Exercise requirements — Report how many lines in the data below hold the string "circle". Nothing else should appear in the answer.

[Start of Attachment]

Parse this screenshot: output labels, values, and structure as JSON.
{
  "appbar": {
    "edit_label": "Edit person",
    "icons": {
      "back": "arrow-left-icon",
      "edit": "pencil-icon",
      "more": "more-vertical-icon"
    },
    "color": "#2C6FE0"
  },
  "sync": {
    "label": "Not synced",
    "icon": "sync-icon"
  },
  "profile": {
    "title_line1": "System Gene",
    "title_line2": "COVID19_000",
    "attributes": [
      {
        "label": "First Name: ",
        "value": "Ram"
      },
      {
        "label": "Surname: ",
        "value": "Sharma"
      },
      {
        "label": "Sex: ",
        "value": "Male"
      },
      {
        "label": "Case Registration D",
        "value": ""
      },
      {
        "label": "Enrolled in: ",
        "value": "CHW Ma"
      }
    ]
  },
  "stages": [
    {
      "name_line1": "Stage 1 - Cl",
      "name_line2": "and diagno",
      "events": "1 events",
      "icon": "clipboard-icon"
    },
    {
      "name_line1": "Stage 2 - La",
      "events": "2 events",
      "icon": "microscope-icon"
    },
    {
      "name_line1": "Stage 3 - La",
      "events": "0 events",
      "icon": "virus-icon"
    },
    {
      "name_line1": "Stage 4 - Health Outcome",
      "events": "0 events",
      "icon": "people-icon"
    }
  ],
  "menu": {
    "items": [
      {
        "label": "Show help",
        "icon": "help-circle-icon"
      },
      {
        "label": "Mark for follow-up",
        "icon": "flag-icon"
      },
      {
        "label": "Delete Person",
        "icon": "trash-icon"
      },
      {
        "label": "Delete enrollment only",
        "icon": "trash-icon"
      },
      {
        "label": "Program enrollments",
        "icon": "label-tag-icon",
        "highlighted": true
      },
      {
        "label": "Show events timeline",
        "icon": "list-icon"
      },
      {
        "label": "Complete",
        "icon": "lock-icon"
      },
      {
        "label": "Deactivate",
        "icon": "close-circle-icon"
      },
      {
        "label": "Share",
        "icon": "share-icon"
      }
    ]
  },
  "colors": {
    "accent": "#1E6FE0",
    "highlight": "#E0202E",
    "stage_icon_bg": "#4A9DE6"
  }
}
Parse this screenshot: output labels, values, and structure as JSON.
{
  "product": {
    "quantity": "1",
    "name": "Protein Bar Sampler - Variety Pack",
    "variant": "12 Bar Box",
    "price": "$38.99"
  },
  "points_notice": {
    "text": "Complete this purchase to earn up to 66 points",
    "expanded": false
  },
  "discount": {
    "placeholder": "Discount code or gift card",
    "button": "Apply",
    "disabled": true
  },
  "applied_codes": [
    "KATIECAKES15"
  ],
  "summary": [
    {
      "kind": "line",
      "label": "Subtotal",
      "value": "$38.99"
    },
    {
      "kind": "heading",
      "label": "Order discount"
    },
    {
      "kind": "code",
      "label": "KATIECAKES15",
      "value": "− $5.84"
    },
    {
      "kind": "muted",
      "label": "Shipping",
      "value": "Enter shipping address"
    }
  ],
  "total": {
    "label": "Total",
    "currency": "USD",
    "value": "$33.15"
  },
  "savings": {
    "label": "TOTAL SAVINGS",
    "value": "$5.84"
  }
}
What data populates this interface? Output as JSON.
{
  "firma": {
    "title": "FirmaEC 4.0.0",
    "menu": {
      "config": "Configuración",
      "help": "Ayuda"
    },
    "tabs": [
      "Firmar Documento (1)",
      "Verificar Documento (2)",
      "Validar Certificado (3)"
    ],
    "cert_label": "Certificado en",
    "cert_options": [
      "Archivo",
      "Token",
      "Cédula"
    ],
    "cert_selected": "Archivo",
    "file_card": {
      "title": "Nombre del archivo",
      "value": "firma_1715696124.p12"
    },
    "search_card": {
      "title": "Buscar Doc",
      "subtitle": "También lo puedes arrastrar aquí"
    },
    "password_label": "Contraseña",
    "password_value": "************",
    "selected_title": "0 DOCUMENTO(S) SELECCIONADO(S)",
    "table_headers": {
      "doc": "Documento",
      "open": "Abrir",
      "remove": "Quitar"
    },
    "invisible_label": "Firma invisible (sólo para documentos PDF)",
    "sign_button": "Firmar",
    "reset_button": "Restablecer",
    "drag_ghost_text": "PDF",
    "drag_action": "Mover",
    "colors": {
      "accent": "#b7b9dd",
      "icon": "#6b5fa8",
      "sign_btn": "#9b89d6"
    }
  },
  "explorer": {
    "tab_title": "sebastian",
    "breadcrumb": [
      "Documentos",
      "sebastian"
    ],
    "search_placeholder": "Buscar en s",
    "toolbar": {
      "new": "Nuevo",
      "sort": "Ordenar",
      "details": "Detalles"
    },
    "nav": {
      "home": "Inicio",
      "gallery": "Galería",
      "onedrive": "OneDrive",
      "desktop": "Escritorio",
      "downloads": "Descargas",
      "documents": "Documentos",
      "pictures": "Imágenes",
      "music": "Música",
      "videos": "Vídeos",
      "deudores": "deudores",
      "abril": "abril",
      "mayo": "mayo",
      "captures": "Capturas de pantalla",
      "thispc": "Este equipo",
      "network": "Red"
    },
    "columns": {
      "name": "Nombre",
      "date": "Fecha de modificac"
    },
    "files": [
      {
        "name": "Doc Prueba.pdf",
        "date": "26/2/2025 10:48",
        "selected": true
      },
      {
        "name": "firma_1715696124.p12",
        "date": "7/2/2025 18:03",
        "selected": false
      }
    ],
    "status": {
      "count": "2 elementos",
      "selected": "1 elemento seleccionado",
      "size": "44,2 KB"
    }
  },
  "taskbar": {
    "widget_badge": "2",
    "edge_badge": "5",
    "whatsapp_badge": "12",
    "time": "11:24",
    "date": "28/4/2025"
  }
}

[End of Attachment]

Reply to the exercise — 2